== PROMPT ==
Write out the data below in full, unchanged, minus the images.

+++ GIVEN ENTRIES +++

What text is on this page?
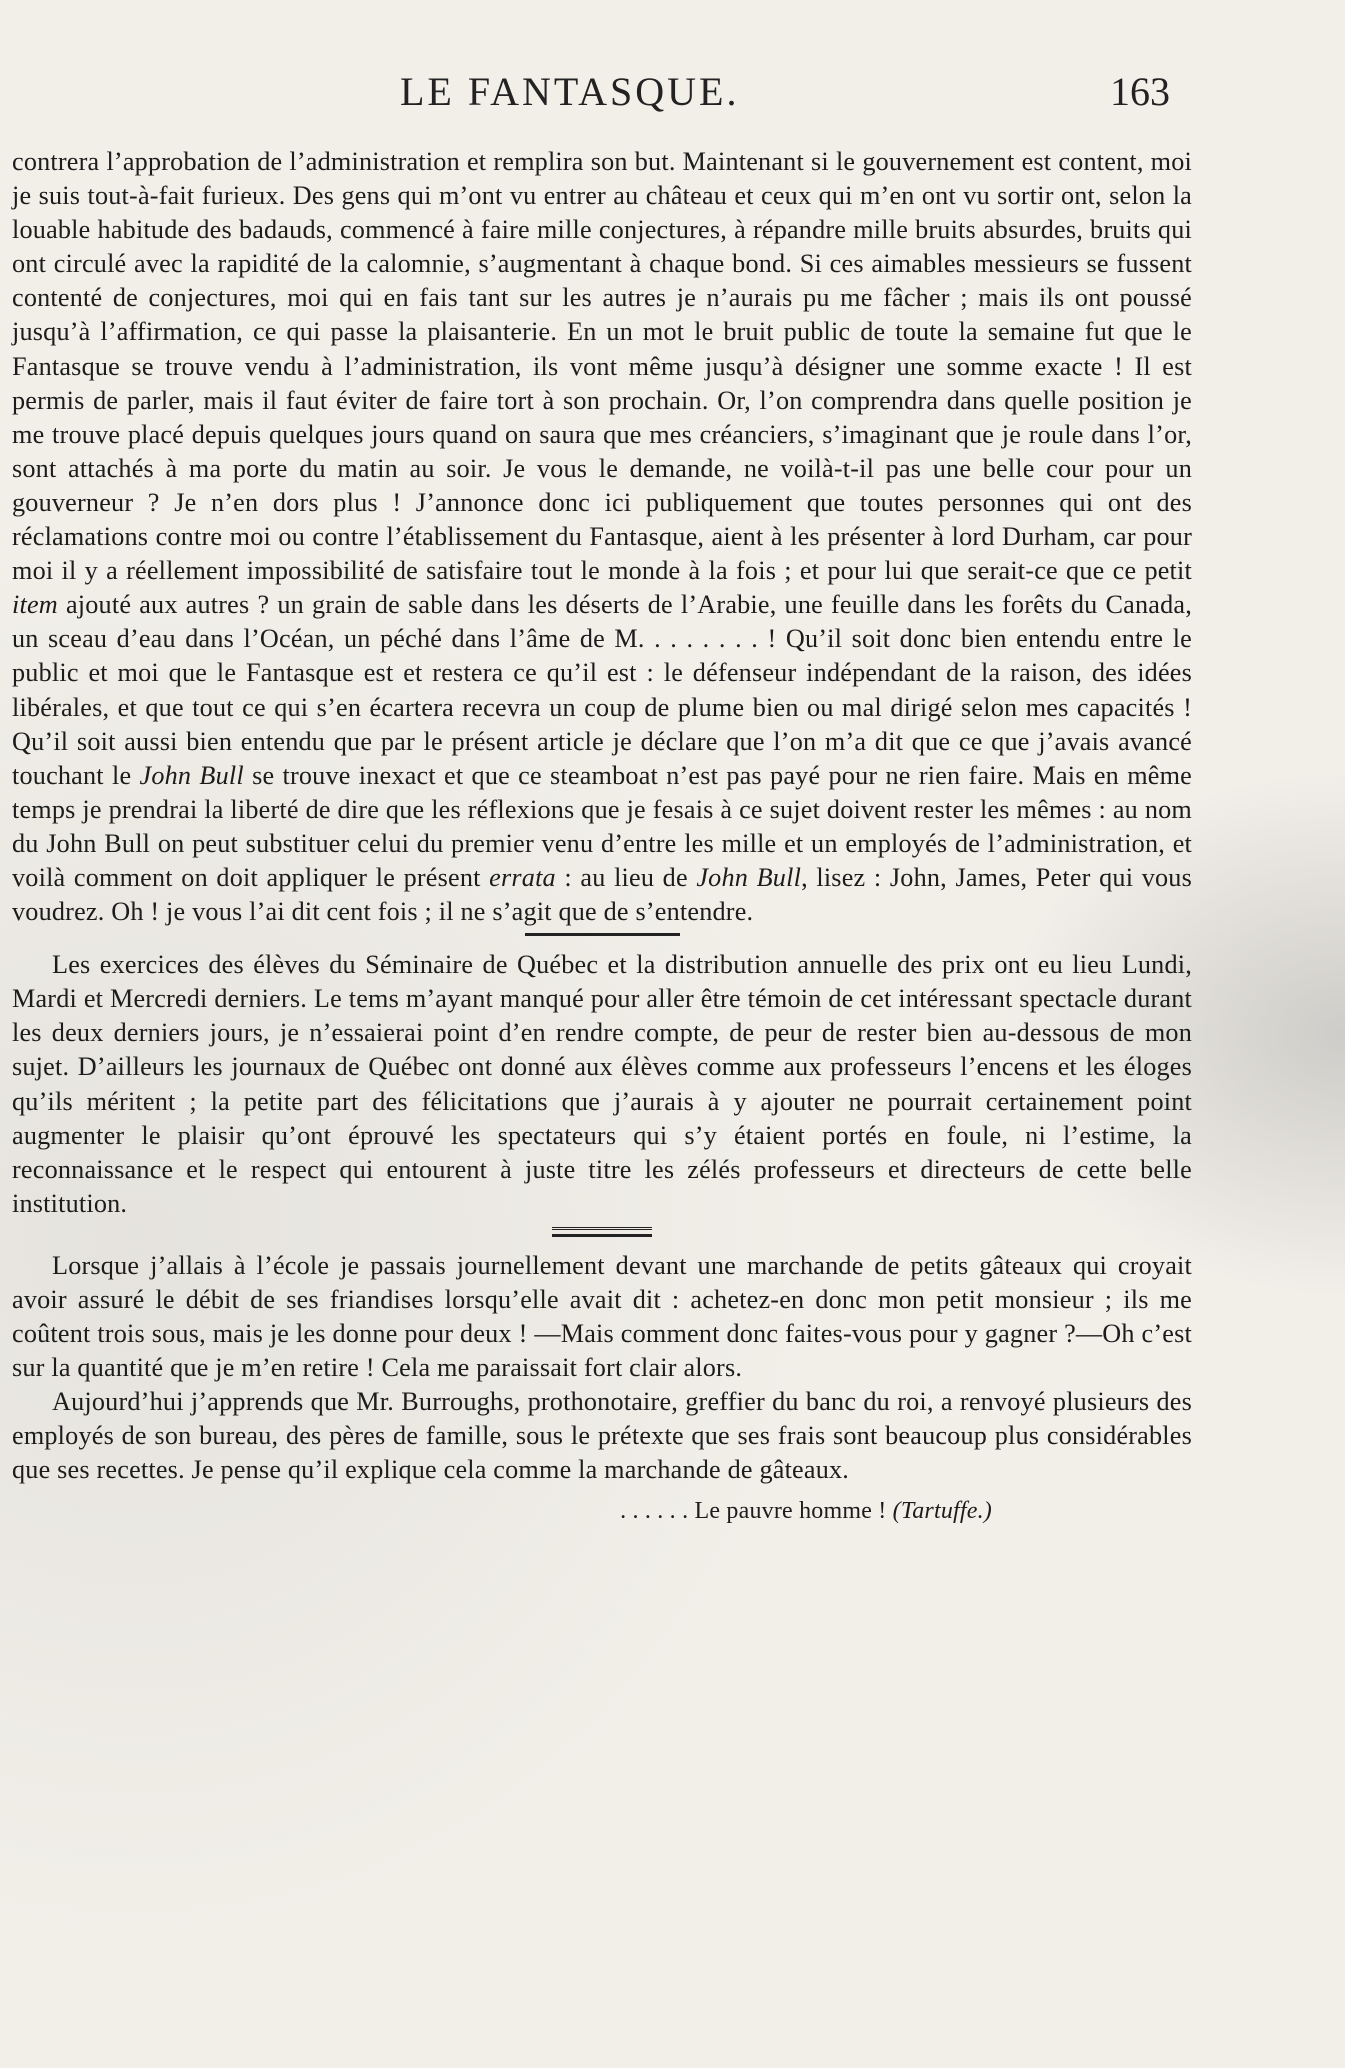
LE FANTASQUE.	163

contrera l’approbation de l’administration et remplira son but. Maintenant si le gouvernement est content, moi je suis tout-à-fait furieux. Des gens qui m’ont vu entrer au château et ceux qui m’en ont vu sortir ont, selon la louable habitude des badauds, commencé à faire mille conjectures, à répandre mille bruits absurdes, bruits qui ont circulé avec la rapidité de la calomnie, s’augmentant à chaque bond. Si ces aimables messieurs se fussent contenté de conjectures, moi qui en fais tant sur les autres je n’aurais pu me fâcher ; mais ils ont poussé jusqu’à l’affirmation, ce qui passe la plaisanterie. En un mot le bruit public de toute la semaine fut que le Fantasque se trouve vendu à l’administration, ils vont même jusqu’à désigner une somme exacte ! Il est permis de parler, mais il faut éviter de faire tort à son prochain. Or, l’on comprendra dans quelle position je me trouve placé depuis quelques jours quand on saura que mes créanciers, s’imaginant que je roule dans l’or, sont attachés à ma porte du matin au soir. Je vous le demande, ne voilà-t-il pas une belle cour pour un gouverneur ? Je n’en dors plus ! J’annonce donc ici publiquement que toutes personnes qui ont des réclamations contre moi ou contre l’établissement du Fantasque, aient à les présenter à lord Durham, car pour moi il y a réellement impossibilité de satisfaire tout le monde à la fois ; et pour lui que serait-ce que ce petit item ajouté aux autres ? un grain de sable dans les déserts de l’Arabie, une feuille dans les forêts du Canada, un sceau d’eau dans l’Océan, un péché dans l’âme de M. . . . . . . . ! Qu’il soit donc bien entendu entre le public et moi que le Fantasque est et restera ce qu’il est : le défenseur indépendant de la raison, des idées libérales, et que tout ce qui s’en écartera recevra un coup de plume bien ou mal dirigé selon mes capacités ! Qu’il soit aussi bien entendu que par le présent article je déclare que l’on m’a dit que ce que j’avais avancé touchant le John Bull se trouve inexact et que ce steamboat n’est pas payé pour ne rien faire. Mais en même temps je prendrai la liberté de dire que les réflexions que je fesais à ce sujet doivent rester les mêmes : au nom du John Bull on peut substituer celui du premier venu d’entre les mille et un employés de l’administration, et voilà comment on doit appliquer le présent errata : au lieu de John Bull, lisez : John, James, Peter qui vous voudrez. Oh ! je vous l’ai dit cent fois ; il ne s’agit que de s’entendre.

Les exercices des élèves du Séminaire de Québec et la distribution annuelle des prix ont eu lieu Lundi, Mardi et Mercredi derniers. Le tems m’ayant manqué pour aller être témoin de cet intéressant spectacle durant les deux derniers jours, je n’essaierai point d’en rendre compte, de peur de rester bien au-dessous de mon sujet. D’ailleurs les journaux de Québec ont donné aux élèves comme aux professeurs l’encens et les éloges qu’ils méritent ; la petite part des félicitations que j’aurais à y ajouter ne pourrait certainement point augmenter le plaisir qu’ont éprouvé les spectateurs qui s’y étaient portés en foule, ni l’estime, la reconnaissance et le respect qui entourent à juste titre les zélés professeurs et directeurs de cette belle institution.

Lorsque j’allais à l’école je passais journellement devant une marchande de petits gâteaux qui croyait avoir assuré le débit de ses friandises lorsqu’elle avait dit : achetez-en donc mon petit monsieur ; ils me coûtent trois sous, mais je les donne pour deux ! —Mais comment donc faites-vous pour y gagner ?—Oh c’est sur la quantité que je m’en retire ! Cela me paraissait fort clair alors.

Aujourd’hui j’apprends que Mr. Burroughs, prothonotaire, greffier du banc du roi, a renvoyé plusieurs des employés de son bureau, des pères de famille, sous le prétexte que ses frais sont beaucoup plus considérables que ses recettes. Je pense qu’il explique cela comme la marchande de gâteaux.

. . . . . . Le pauvre homme ! (Tartuffe.)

+++

== FINAL RESULT ==
What text is on this page?
LE FANTASQUE.	163

contrera l’approbation de l’administration et remplira son but. Maintenant si le gouvernement est content, moi je suis tout-à-fait furieux. Des gens qui m’ont vu entrer au château et ceux qui m’en ont vu sortir ont, selon la louable habitude des badauds, commencé à faire mille conjectures, à répandre mille bruits absurdes, bruits qui ont circulé avec la rapidité de la calomnie, s’augmentant à chaque bond. Si ces aimables messieurs se fussent contenté de conjectures, moi qui en fais tant sur les autres je n’aurais pu me fâcher ; mais ils ont poussé jusqu’à l’affirmation, ce qui passe la plaisanterie. En un mot le bruit public de toute la semaine fut que le Fantasque se trouve vendu à l’administration, ils vont même jusqu’à désigner une somme exacte ! Il est permis de parler, mais il faut éviter de faire tort à son prochain. Or, l’on comprendra dans quelle position je me trouve placé depuis quelques jours quand on saura que mes créanciers, s’imaginant que je roule dans l’or, sont attachés à ma porte du matin au soir. Je vous le demande, ne voilà-t-il pas une belle cour pour un gouverneur ? Je n’en dors plus ! J’annonce donc ici publiquement que toutes personnes qui ont des réclamations contre moi ou contre l’établissement du Fantasque, aient à les présenter à lord Durham, car pour moi il y a réellement impossibilité de satisfaire tout le monde à la fois ; et pour lui que serait-ce que ce petit item ajouté aux autres ? un grain de sable dans les déserts de l’Arabie, une feuille dans les forêts du Canada, un sceau d’eau dans l’Océan, un péché dans l’âme de M. . . . . . . . ! Qu’il soit donc bien entendu entre le public et moi que le Fantasque est et restera ce qu’il est : le défenseur indépendant de la raison, des idées libérales, et que tout ce qui s’en écartera recevra un coup de plume bien ou mal dirigé selon mes capacités ! Qu’il soit aussi bien entendu que par le présent article je déclare que l’on m’a dit que ce que j’avais avancé touchant le John Bull se trouve inexact et que ce steamboat n’est pas payé pour ne rien faire. Mais en même temps je prendrai la liberté de dire que les réflexions que je fesais à ce sujet doivent rester les mêmes : au nom du John Bull on peut substituer celui du premier venu d’entre les mille et un employés de l’administration, et voilà comment on doit appliquer le présent errata : au lieu de John Bull, lisez : John, James, Peter qui vous voudrez. Oh ! je vous l’ai dit cent fois ; il ne s’agit que de s’entendre.

Les exercices des élèves du Séminaire de Québec et la distribution annuelle des prix ont eu lieu Lundi, Mardi et Mercredi derniers. Le tems m’ayant manqué pour aller être témoin de cet intéressant spectacle durant les deux derniers jours, je n’essaierai point d’en rendre compte, de peur de rester bien au-dessous de mon sujet. D’ailleurs les journaux de Québec ont donné aux élèves comme aux professeurs l’encens et les éloges qu’ils méritent ; la petite part des félicitations que j’aurais à y ajouter ne pourrait certainement point augmenter le plaisir qu’ont éprouvé les spectateurs qui s’y étaient portés en foule, ni l’estime, la reconnaissance et le respect qui entourent à juste titre les zélés professeurs et directeurs de cette belle institution.

Lorsque j’allais à l’école je passais journellement devant une marchande de petits gâteaux qui croyait avoir assuré le débit de ses friandises lorsqu’elle avait dit : achetez-en donc mon petit monsieur ; ils me coûtent trois sous, mais je les donne pour deux ! —Mais comment donc faites-vous pour y gagner ?—Oh c’est sur la quantité que je m’en retire ! Cela me paraissait fort clair alors.

Aujourd’hui j’apprends que Mr. Burroughs, prothonotaire, greffier du banc du roi, a renvoyé plusieurs des employés de son bureau, des pères de famille, sous le prétexte que ses frais sont beaucoup plus considérables que ses recettes. Je pense qu’il explique cela comme la marchande de gâteaux.

. . . . . . Le pauvre homme ! (Tartuffe.)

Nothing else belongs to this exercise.